> **Problem to work on**:
Answer with a number only: how many lines of the data contain "Body"?

— START Material provided —

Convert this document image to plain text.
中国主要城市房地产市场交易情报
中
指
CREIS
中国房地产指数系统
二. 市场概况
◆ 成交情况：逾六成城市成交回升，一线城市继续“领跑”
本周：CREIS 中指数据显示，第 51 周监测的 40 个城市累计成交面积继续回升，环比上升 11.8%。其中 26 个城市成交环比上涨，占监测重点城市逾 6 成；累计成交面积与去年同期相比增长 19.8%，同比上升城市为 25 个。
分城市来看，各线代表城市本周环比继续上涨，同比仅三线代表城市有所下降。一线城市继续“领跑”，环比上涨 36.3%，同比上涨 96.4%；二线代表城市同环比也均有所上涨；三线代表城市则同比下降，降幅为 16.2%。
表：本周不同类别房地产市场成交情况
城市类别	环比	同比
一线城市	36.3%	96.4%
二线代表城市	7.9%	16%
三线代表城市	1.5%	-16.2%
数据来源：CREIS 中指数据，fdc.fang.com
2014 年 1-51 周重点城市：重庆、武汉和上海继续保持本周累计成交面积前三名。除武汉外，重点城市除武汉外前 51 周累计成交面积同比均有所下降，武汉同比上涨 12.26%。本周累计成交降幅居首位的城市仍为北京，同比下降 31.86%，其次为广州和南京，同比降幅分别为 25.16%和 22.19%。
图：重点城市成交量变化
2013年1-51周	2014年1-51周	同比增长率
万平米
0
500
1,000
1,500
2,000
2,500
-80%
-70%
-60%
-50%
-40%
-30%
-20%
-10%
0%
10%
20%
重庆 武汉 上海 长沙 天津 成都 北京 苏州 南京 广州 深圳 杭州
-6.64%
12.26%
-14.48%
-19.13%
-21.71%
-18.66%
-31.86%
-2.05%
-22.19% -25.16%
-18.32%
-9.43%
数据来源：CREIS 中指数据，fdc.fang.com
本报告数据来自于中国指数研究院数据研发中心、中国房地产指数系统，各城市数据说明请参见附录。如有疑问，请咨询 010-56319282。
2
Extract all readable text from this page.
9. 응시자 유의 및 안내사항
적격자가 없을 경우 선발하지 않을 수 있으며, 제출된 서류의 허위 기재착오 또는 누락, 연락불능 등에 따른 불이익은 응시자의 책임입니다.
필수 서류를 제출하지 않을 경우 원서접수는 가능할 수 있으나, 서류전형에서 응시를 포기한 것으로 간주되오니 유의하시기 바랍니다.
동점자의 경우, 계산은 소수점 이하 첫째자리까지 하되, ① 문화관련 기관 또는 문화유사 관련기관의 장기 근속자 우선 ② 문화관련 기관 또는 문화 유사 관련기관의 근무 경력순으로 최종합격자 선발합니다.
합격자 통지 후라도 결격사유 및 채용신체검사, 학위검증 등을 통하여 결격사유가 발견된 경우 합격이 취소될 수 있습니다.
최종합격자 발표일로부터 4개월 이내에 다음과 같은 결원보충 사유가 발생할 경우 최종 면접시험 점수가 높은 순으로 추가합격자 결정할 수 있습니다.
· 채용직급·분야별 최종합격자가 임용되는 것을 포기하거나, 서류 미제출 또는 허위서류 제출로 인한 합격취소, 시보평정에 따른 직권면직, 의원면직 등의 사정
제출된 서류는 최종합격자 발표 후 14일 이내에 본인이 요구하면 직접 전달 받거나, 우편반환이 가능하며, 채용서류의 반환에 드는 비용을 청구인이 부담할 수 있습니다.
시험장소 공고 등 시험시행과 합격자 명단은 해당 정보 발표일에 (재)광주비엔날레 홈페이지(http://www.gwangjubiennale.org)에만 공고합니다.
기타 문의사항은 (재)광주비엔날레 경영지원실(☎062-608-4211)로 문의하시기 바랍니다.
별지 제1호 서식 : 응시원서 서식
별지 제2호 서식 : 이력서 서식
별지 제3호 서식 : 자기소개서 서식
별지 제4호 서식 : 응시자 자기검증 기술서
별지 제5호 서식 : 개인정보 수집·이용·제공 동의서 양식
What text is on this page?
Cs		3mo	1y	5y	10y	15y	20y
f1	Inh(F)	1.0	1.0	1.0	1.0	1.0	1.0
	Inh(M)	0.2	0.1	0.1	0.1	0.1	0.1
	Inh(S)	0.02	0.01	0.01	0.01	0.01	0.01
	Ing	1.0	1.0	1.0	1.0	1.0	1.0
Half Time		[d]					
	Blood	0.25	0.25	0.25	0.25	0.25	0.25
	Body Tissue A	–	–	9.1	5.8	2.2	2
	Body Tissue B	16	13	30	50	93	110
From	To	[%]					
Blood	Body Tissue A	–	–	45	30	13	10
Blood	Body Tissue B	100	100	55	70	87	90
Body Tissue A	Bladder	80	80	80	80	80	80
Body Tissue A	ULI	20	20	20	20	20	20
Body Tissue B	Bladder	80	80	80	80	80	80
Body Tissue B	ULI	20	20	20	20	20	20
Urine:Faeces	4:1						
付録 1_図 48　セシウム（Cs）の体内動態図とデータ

— END Material provided —

> **Response to the exercise**:
8